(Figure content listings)
(begin)

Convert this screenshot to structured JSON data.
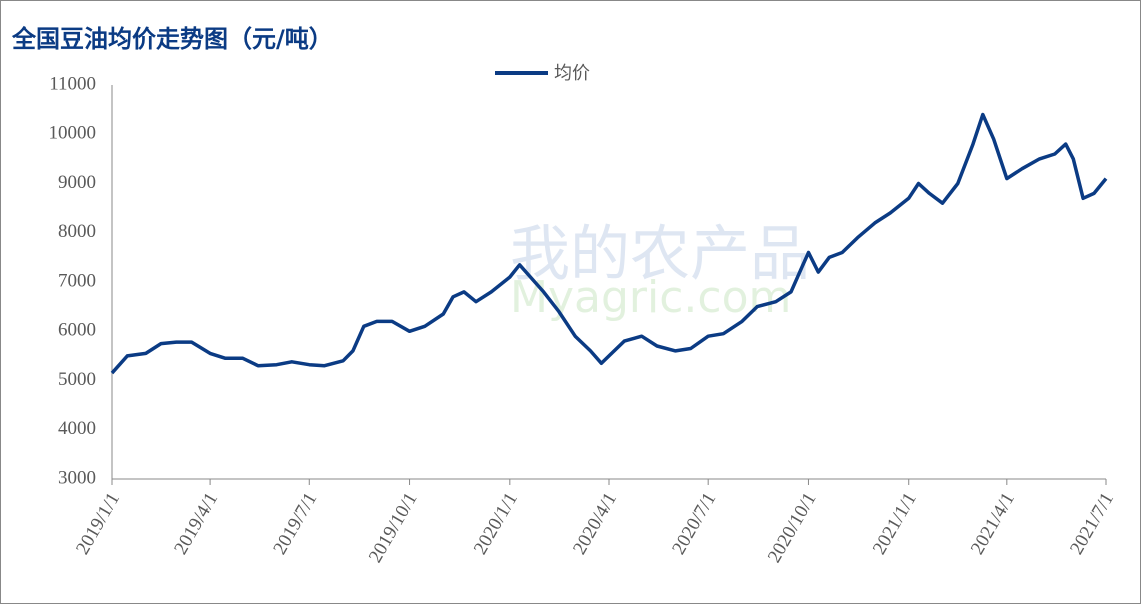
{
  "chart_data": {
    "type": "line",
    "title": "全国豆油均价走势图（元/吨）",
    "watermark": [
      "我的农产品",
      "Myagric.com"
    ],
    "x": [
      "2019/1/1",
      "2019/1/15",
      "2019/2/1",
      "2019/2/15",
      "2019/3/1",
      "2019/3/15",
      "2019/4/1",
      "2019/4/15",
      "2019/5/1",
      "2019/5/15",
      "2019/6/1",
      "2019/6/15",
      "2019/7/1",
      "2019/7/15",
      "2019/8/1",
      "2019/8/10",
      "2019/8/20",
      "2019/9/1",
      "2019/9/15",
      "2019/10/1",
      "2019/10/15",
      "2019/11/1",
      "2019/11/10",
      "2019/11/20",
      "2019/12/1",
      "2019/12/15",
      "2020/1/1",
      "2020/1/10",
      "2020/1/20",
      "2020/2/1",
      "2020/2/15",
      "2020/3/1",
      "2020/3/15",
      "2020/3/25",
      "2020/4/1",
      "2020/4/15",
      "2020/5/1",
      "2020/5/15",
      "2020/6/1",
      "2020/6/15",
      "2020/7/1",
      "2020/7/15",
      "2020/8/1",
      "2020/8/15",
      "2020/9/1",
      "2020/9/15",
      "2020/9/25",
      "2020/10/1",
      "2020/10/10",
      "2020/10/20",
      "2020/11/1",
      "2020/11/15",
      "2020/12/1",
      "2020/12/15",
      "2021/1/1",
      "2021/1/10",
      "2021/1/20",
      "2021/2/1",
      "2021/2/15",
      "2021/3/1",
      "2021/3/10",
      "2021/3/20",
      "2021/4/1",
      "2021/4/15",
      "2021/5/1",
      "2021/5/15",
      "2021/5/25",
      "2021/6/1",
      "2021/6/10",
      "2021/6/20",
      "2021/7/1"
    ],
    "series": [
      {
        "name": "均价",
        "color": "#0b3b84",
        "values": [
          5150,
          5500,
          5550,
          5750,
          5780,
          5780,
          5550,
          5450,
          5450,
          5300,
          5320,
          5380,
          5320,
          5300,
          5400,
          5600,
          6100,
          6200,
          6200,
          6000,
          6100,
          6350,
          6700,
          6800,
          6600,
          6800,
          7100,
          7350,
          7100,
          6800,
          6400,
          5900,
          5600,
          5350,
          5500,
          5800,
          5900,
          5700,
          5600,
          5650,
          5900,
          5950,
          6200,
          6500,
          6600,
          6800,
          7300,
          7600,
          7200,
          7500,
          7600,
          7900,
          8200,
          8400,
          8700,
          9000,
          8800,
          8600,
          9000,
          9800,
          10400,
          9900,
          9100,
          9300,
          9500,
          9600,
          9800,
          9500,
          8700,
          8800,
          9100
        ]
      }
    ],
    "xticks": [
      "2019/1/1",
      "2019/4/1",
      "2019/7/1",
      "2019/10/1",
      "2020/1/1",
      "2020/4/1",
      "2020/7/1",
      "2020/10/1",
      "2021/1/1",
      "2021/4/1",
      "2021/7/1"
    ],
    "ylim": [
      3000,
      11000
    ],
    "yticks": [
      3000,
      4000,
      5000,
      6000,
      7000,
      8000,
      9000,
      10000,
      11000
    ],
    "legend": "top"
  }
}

(end)

● Task details:
Write out the material above again, word for word, minus its pictures.

● Full output:
Convert this screenshot to structured JSON data.
{
  "chart_data": {
    "type": "line",
    "title": "全国豆油均价走势图（元/吨）",
    "watermark": [
      "我的农产品",
      "Myagric.com"
    ],
    "x": [
      "2019/1/1",
      "2019/1/15",
      "2019/2/1",
      "2019/2/15",
      "2019/3/1",
      "2019/3/15",
      "2019/4/1",
      "2019/4/15",
      "2019/5/1",
      "2019/5/15",
      "2019/6/1",
      "2019/6/15",
      "2019/7/1",
      "2019/7/15",
      "2019/8/1",
      "2019/8/10",
      "2019/8/20",
      "2019/9/1",
      "2019/9/15",
      "2019/10/1",
      "2019/10/15",
      "2019/11/1",
      "2019/11/10",
      "2019/11/20",
      "2019/12/1",
      "2019/12/15",
      "2020/1/1",
      "2020/1/10",
      "2020/1/20",
      "2020/2/1",
      "2020/2/15",
      "2020/3/1",
      "2020/3/15",
      "2020/3/25",
      "2020/4/1",
      "2020/4/15",
      "2020/5/1",
      "2020/5/15",
      "2020/6/1",
      "2020/6/15",
      "2020/7/1",
      "2020/7/15",
      "2020/8/1",
      "2020/8/15",
      "2020/9/1",
      "2020/9/15",
      "2020/9/25",
      "2020/10/1",
      "2020/10/10",
      "2020/10/20",
      "2020/11/1",
      "2020/11/15",
      "2020/12/1",
      "2020/12/15",
      "2021/1/1",
      "2021/1/10",
      "2021/1/20",
      "2021/2/1",
      "2021/2/15",
      "2021/3/1",
      "2021/3/10",
      "2021/3/20",
      "2021/4/1",
      "2021/4/15",
      "2021/5/1",
      "2021/5/15",
      "2021/5/25",
      "2021/6/1",
      "2021/6/10",
      "2021/6/20",
      "2021/7/1"
    ],
    "series": [
      {
        "name": "均价",
        "color": "#0b3b84",
        "values": [
          5150,
          5500,
          5550,
          5750,
          5780,
          5780,
          5550,
          5450,
          5450,
          5300,
          5320,
          5380,
          5320,
          5300,
          5400,
          5600,
          6100,
          6200,
          6200,
          6000,
          6100,
          6350,
          6700,
          6800,
          6600,
          6800,
          7100,
          7350,
          7100,
          6800,
          6400,
          5900,
          5600,
          5350,
          5500,
          5800,
          5900,
          5700,
          5600,
          5650,
          5900,
          5950,
          6200,
          6500,
          6600,
          6800,
          7300,
          7600,
          7200,
          7500,
          7600,
          7900,
          8200,
          8400,
          8700,
          9000,
          8800,
          8600,
          9000,
          9800,
          10400,
          9900,
          9100,
          9300,
          9500,
          9600,
          9800,
          9500,
          8700,
          8800,
          9100
        ]
      }
    ],
    "xticks": [
      "2019/1/1",
      "2019/4/1",
      "2019/7/1",
      "2019/10/1",
      "2020/1/1",
      "2020/4/1",
      "2020/7/1",
      "2020/10/1",
      "2021/1/1",
      "2021/4/1",
      "2021/7/1"
    ],
    "ylim": [
      3000,
      11000
    ],
    "yticks": [
      3000,
      4000,
      5000,
      6000,
      7000,
      8000,
      9000,
      10000,
      11000
    ],
    "legend": "top"
  }
}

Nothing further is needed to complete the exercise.